Challenge: Quote the full listing word for word.

== == ==

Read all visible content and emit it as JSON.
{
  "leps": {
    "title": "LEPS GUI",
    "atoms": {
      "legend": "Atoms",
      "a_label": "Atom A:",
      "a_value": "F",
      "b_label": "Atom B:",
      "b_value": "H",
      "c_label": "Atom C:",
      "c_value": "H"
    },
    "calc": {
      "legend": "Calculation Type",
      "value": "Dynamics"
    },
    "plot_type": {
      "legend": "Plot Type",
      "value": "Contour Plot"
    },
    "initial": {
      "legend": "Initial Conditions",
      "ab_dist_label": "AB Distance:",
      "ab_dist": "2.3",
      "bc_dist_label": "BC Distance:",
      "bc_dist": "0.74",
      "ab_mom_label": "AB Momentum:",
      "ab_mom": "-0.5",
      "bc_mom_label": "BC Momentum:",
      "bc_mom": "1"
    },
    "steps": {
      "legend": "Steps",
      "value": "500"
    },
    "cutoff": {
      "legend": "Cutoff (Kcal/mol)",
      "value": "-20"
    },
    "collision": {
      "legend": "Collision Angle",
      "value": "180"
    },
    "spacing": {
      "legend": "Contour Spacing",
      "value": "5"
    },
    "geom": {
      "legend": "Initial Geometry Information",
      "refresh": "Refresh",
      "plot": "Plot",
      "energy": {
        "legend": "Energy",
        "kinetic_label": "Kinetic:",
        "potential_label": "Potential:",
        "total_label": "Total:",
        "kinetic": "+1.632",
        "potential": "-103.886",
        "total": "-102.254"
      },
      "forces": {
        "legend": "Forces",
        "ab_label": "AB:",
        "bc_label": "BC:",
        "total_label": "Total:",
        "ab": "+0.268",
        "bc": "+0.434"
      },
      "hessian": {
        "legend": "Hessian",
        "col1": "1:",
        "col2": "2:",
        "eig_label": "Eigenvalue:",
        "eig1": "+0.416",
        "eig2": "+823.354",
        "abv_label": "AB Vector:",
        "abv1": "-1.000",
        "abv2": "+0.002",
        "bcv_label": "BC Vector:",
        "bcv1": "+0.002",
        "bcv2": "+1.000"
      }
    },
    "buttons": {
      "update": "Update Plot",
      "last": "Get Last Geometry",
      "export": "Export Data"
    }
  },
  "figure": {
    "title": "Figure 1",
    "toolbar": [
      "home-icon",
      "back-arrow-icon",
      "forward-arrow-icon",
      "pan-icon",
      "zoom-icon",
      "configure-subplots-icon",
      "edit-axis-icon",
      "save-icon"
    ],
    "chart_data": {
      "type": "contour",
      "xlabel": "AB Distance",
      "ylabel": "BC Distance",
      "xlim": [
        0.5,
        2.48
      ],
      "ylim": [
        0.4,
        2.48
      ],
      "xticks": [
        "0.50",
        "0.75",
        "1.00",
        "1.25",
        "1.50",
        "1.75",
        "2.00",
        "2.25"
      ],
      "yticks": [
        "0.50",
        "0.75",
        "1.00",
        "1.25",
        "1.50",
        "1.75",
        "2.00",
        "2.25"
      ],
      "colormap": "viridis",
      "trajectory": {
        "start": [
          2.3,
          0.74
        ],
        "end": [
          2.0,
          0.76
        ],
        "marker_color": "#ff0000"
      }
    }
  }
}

== == ==

Solution to this exercise:
Read all visible content and emit it as JSON.
{
  "leps": {
    "title": "LEPS GUI",
    "atoms": {
      "legend": "Atoms",
      "a_label": "Atom A:",
      "a_value": "F",
      "b_label": "Atom B:",
      "b_value": "H",
      "c_label": "Atom C:",
      "c_value": "H"
    },
    "calc": {
      "legend": "Calculation Type",
      "value": "Dynamics"
    },
    "plot_type": {
      "legend": "Plot Type",
      "value": "Contour Plot"
    },
    "initial": {
      "legend": "Initial Conditions",
      "ab_dist_label": "AB Distance:",
      "ab_dist": "2.3",
      "bc_dist_label": "BC Distance:",
      "bc_dist": "0.74",
      "ab_mom_label": "AB Momentum:",
      "ab_mom": "-0.5",
      "bc_mom_label": "BC Momentum:",
      "bc_mom": "1"
    },
    "steps": {
      "legend": "Steps",
      "value": "500"
    },
    "cutoff": {
      "legend": "Cutoff (Kcal/mol)",
      "value": "-20"
    },
    "collision": {
      "legend": "Collision Angle",
      "value": "180"
    },
    "spacing": {
      "legend": "Contour Spacing",
      "value": "5"
    },
    "geom": {
      "legend": "Initial Geometry Information",
      "refresh": "Refresh",
      "plot": "Plot",
      "energy": {
        "legend": "Energy",
        "kinetic_label": "Kinetic:",
        "potential_label": "Potential:",
        "total_label": "Total:",
        "kinetic": "+1.632",
        "potential": "-103.886",
        "total": "-102.254"
      },
      "forces": {
        "legend": "Forces",
        "ab_label": "AB:",
        "bc_label": "BC:",
        "total_label": "Total:",
        "ab": "+0.268",
        "bc": "+0.434"
      },
      "hessian": {
        "legend": "Hessian",
        "col1": "1:",
        "col2": "2:",
        "eig_label": "Eigenvalue:",
        "eig1": "+0.416",
        "eig2": "+823.354",
        "abv_label": "AB Vector:",
        "abv1": "-1.000",
        "abv2": "+0.002",
        "bcv_label": "BC Vector:",
        "bcv1": "+0.002",
        "bcv2": "+1.000"
      }
    },
    "buttons": {
      "update": "Update Plot",
      "last": "Get Last Geometry",
      "export": "Export Data"
    }
  },
  "figure": {
    "title": "Figure 1",
    "toolbar": [
      "home-icon",
      "back-arrow-icon",
      "forward-arrow-icon",
      "pan-icon",
      "zoom-icon",
      "configure-subplots-icon",
      "edit-axis-icon",
      "save-icon"
    ],
    "chart_data": {
      "type": "contour",
      "xlabel": "AB Distance",
      "ylabel": "BC Distance",
      "xlim": [
        0.5,
        2.48
      ],
      "ylim": [
        0.4,
        2.48
      ],
      "xticks": [
        "0.50",
        "0.75",
        "1.00",
        "1.25",
        "1.50",
        "1.75",
        "2.00",
        "2.25"
      ],
      "yticks": [
        "0.50",
        "0.75",
        "1.00",
        "1.25",
        "1.50",
        "1.75",
        "2.00",
        "2.25"
      ],
      "colormap": "viridis",
      "trajectory": {
        "start": [
          2.3,
          0.74
        ],
        "end": [
          2.0,
          0.76
        ],
        "marker_color": "#ff0000"
      }
    }
  }
}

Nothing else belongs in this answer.